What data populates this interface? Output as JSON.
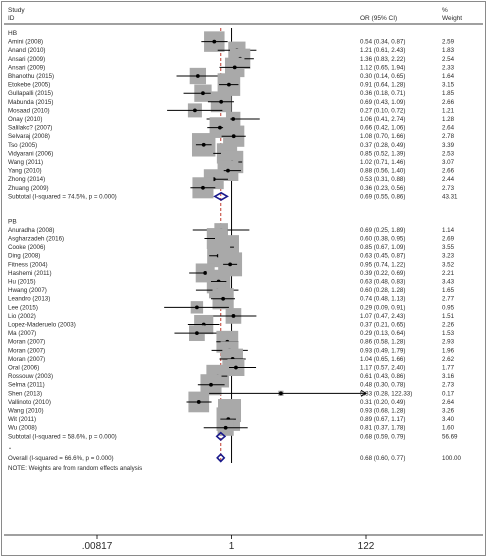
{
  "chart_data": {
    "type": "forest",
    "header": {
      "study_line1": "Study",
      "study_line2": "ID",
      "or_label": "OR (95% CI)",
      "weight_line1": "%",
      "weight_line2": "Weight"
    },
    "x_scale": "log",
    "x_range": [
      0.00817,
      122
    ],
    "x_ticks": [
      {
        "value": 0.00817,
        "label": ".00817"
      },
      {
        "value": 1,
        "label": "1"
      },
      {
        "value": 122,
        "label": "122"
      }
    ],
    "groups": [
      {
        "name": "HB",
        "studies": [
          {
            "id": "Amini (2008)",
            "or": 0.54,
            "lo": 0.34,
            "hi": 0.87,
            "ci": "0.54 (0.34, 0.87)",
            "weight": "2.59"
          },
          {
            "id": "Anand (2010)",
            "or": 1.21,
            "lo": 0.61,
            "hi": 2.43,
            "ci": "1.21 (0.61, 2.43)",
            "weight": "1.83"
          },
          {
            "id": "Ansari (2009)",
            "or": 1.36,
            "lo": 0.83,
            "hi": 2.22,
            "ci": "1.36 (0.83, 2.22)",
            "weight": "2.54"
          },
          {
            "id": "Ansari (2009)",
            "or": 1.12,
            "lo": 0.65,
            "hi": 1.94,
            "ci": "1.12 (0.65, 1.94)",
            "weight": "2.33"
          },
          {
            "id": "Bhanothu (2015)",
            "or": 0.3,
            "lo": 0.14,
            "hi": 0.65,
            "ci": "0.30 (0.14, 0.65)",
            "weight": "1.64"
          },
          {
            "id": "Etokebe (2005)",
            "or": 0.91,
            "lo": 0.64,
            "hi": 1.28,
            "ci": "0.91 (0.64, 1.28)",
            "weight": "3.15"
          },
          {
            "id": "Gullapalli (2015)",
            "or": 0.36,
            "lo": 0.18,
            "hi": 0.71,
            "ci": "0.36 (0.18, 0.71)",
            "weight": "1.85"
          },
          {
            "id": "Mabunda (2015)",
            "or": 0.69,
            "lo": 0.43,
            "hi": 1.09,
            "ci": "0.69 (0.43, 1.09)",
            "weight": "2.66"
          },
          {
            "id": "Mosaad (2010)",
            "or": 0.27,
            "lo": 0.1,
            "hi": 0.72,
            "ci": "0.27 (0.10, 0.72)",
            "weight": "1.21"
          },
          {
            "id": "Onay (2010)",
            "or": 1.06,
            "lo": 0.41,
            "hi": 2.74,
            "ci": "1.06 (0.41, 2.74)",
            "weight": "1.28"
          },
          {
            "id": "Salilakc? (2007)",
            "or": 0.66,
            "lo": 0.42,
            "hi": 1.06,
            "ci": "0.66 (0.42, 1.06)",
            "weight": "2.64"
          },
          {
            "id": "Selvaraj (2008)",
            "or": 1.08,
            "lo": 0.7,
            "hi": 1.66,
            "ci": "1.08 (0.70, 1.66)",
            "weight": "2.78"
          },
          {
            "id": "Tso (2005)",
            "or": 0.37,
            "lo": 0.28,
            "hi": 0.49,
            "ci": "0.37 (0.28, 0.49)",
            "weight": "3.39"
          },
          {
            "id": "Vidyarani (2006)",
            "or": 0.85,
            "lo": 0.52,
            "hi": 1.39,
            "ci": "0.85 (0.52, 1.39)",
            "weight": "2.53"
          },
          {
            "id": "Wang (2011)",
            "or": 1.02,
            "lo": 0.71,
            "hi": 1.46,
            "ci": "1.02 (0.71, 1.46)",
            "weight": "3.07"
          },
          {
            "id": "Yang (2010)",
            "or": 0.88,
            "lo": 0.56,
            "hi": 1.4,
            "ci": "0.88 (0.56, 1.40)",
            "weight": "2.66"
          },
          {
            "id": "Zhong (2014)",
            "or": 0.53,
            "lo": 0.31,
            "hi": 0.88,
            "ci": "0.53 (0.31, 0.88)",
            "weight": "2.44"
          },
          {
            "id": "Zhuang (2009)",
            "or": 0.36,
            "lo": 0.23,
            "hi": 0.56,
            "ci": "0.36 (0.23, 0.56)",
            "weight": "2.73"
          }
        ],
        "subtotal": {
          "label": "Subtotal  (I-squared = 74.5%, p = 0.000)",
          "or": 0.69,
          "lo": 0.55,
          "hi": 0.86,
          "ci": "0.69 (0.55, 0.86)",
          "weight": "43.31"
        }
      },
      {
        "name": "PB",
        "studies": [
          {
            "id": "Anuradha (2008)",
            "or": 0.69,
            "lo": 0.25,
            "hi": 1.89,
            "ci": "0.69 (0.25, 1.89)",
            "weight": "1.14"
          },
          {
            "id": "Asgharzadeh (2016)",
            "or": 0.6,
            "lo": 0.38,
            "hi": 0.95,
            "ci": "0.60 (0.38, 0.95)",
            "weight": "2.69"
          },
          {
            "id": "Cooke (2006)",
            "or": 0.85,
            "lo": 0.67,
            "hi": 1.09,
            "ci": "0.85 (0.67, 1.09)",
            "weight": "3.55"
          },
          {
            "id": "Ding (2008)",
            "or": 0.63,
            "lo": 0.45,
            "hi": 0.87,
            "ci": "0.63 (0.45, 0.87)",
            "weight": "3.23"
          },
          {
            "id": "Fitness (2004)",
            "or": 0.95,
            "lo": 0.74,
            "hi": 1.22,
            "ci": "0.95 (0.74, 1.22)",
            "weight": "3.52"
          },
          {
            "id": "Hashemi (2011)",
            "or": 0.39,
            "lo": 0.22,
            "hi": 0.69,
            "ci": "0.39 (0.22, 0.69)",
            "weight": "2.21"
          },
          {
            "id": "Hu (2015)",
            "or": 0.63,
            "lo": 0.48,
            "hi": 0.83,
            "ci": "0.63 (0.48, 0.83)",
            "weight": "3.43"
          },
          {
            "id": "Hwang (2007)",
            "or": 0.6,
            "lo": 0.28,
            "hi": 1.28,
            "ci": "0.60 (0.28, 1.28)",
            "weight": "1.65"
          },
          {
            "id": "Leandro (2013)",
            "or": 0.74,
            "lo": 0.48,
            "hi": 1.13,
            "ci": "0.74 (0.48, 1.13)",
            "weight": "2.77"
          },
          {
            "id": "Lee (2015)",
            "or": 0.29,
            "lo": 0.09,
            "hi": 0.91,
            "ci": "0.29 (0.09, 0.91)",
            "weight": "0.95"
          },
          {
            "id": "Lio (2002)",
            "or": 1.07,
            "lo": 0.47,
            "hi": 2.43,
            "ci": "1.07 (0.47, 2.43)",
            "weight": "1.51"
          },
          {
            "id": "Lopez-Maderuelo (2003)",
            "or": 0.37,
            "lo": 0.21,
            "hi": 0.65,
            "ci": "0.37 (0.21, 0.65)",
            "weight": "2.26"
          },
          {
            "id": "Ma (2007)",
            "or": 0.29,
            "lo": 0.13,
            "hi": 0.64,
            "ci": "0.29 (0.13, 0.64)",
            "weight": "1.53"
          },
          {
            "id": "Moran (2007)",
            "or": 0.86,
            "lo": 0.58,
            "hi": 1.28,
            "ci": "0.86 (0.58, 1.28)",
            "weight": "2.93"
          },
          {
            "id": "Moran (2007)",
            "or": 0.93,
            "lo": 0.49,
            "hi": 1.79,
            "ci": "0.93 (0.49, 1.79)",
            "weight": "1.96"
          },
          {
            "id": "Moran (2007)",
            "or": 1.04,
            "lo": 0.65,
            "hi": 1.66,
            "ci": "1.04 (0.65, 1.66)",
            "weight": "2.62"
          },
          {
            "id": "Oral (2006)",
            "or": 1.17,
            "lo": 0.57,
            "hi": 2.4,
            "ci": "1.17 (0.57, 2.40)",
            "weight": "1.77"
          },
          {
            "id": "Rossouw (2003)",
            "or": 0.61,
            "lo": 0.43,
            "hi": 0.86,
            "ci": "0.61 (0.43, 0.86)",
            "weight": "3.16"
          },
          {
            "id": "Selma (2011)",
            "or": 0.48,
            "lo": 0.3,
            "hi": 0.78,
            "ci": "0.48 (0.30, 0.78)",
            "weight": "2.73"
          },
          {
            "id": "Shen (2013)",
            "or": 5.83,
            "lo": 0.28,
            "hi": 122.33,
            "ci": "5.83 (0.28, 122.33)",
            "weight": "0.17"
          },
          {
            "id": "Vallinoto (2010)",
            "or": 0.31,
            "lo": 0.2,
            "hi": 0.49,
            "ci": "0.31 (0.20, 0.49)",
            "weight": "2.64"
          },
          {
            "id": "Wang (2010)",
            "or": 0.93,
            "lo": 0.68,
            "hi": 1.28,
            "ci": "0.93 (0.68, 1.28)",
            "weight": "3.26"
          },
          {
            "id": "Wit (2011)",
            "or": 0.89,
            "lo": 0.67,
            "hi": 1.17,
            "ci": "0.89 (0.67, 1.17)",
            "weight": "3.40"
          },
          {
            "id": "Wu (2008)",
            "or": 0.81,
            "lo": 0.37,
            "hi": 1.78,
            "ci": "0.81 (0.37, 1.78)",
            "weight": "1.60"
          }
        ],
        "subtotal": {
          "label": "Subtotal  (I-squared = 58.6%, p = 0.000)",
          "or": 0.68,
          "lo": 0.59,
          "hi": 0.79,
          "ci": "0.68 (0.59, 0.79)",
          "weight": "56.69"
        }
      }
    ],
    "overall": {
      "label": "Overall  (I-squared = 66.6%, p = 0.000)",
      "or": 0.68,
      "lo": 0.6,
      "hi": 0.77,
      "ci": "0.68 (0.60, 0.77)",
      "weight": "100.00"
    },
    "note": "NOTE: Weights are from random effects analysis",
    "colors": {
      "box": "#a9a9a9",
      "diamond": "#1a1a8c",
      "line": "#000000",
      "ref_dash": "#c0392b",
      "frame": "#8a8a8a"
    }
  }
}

----------

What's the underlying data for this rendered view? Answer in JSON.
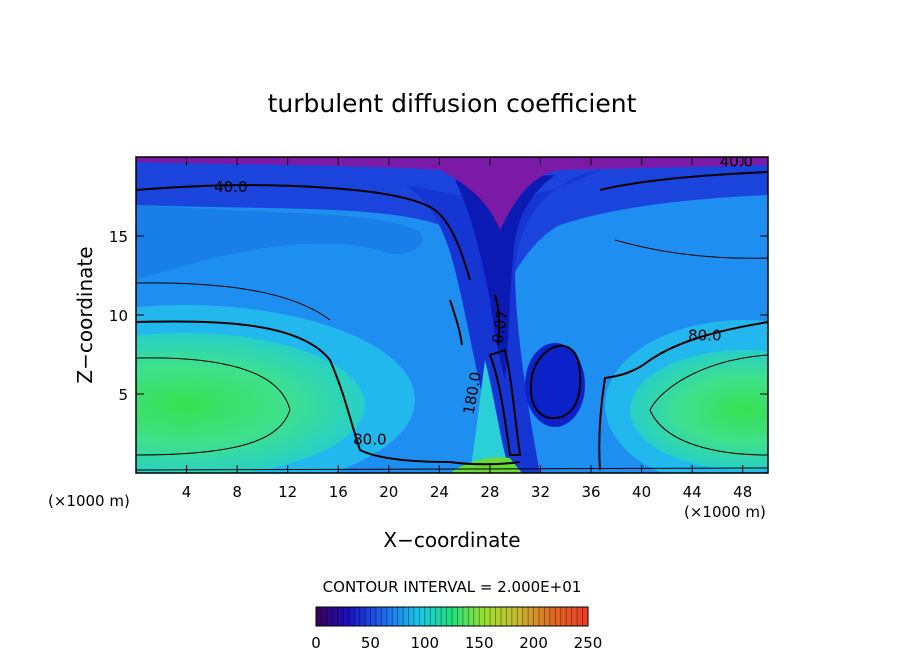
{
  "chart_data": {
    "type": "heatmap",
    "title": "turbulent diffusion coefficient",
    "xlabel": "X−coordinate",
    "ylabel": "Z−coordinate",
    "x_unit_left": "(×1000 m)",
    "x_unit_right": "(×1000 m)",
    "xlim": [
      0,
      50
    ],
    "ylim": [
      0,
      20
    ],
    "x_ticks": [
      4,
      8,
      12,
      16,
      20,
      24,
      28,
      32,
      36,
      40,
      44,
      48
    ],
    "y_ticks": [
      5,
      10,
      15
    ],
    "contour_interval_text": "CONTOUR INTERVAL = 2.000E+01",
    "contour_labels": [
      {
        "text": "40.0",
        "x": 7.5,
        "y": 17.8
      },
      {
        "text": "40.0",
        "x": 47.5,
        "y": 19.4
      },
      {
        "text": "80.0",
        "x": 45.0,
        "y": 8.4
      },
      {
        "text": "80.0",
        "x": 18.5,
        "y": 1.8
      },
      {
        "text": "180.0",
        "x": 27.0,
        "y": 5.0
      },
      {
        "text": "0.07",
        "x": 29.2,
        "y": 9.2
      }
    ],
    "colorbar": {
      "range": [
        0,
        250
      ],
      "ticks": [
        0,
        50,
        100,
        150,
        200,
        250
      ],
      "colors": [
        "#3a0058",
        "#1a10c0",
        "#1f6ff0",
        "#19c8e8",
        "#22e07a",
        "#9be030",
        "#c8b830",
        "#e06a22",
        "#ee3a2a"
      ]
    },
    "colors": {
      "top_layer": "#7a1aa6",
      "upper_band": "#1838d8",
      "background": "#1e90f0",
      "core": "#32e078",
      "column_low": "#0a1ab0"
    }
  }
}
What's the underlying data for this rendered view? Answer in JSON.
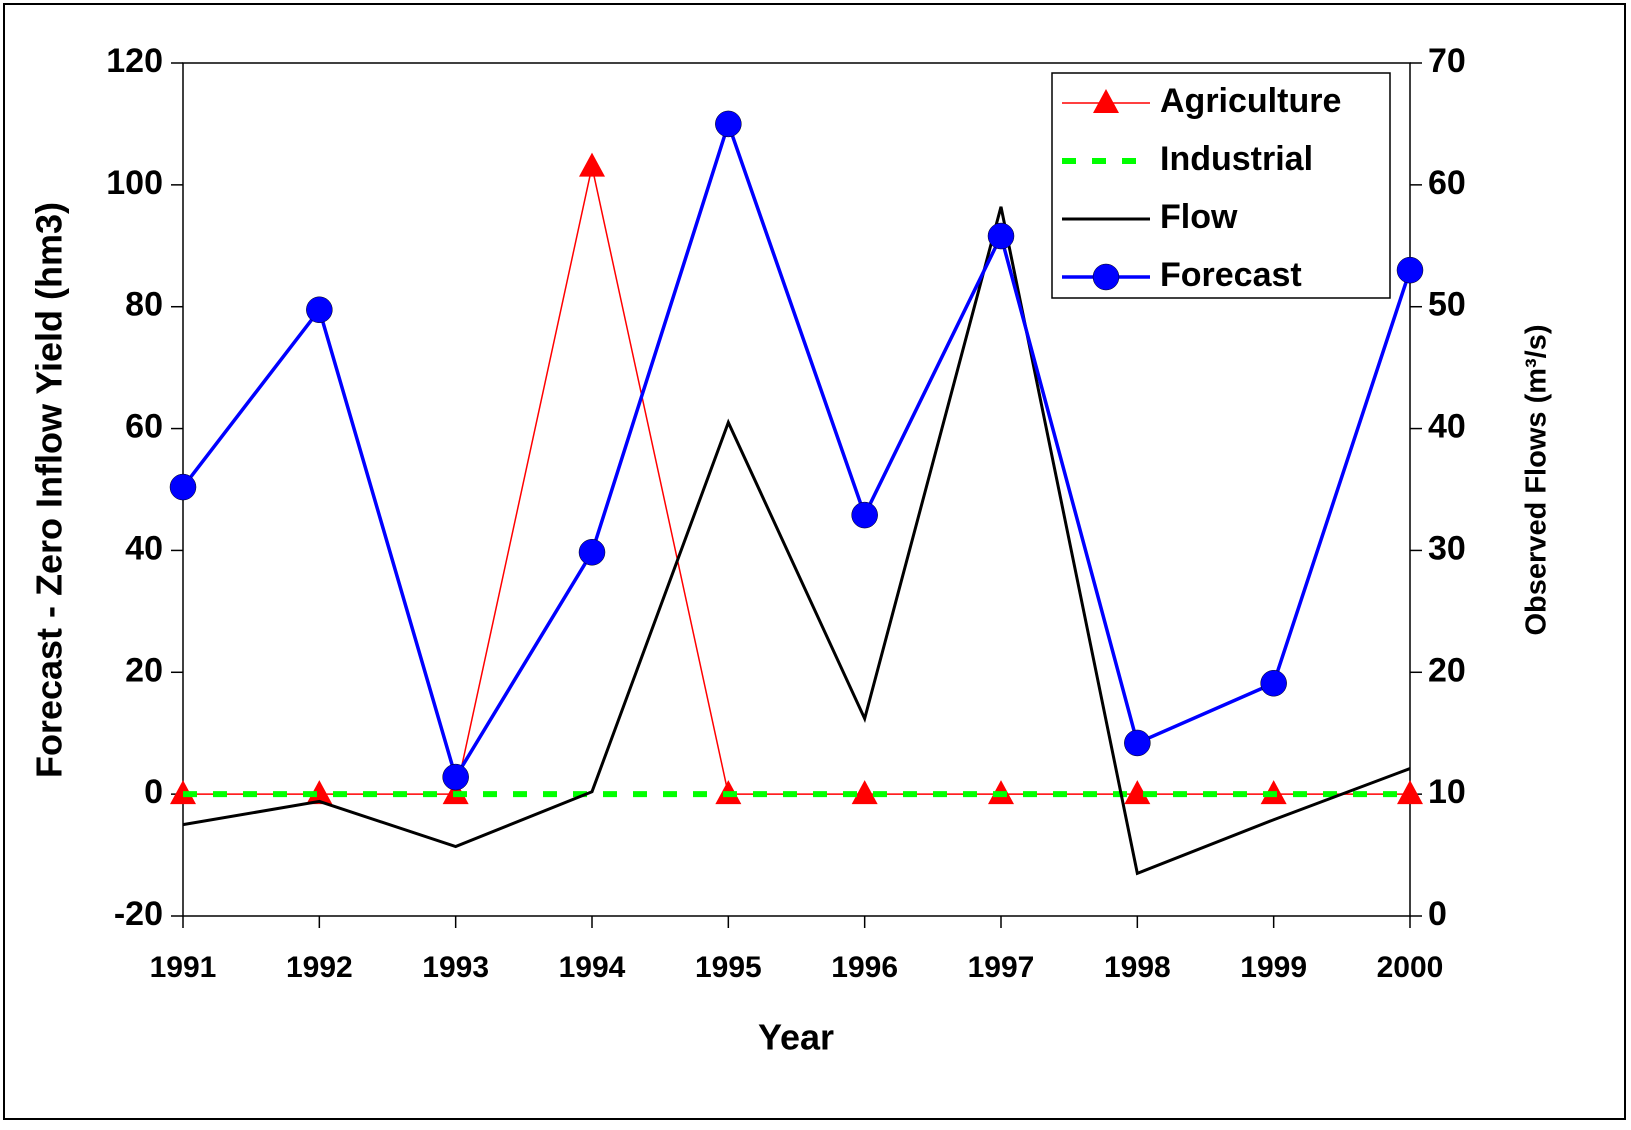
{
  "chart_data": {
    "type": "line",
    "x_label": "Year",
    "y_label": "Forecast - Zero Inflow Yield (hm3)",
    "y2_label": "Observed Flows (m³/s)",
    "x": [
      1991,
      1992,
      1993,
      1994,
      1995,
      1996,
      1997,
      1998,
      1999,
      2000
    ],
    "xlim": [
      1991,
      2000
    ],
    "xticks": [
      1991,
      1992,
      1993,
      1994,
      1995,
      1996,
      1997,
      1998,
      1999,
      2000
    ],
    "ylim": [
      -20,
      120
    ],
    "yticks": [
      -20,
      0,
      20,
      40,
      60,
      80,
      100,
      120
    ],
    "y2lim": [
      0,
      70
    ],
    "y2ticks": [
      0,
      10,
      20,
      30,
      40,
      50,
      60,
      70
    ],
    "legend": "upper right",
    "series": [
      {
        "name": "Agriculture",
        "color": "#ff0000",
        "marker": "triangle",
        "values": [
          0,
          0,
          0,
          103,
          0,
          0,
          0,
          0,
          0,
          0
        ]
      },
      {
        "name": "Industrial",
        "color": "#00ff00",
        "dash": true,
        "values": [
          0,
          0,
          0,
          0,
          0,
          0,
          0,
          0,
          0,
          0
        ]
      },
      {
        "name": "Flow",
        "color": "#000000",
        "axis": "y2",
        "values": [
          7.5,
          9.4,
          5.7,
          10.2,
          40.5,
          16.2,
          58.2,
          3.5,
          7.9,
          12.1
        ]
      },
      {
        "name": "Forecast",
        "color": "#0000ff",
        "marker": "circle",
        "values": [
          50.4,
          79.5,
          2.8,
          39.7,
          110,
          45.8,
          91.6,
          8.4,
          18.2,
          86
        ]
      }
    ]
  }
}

----------

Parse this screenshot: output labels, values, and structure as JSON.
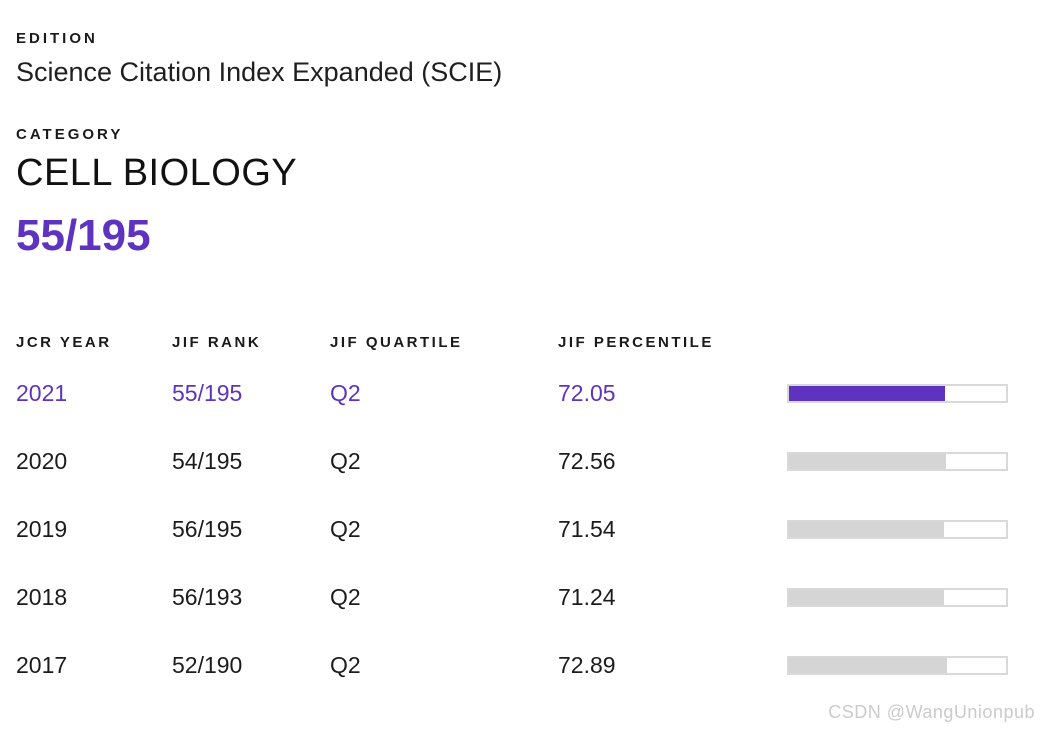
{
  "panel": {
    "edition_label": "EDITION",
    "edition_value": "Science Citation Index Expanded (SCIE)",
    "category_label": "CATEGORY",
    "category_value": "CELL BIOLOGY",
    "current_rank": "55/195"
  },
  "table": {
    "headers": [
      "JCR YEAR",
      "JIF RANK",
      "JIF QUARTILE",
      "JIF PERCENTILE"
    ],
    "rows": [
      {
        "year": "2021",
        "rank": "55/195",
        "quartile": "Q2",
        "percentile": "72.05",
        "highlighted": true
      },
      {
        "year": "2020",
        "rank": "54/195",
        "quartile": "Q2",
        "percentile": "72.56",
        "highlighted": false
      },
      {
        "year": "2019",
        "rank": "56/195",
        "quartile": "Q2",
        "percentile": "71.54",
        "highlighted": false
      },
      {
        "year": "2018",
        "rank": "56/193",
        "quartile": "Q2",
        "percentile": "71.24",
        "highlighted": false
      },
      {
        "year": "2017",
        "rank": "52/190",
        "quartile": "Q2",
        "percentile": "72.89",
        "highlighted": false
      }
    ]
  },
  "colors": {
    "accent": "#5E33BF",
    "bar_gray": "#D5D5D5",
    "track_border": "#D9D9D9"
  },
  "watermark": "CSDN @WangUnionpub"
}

----------

• _Problem_
In the listing, find every line containing the word "name" and list it.

• _Answer to the problem_
        "name": "HB",
        "name": "PB",
        "name": "Agriculture",
        "name": "Industrial",
        "name": "Flow",
        "name": "Forecast",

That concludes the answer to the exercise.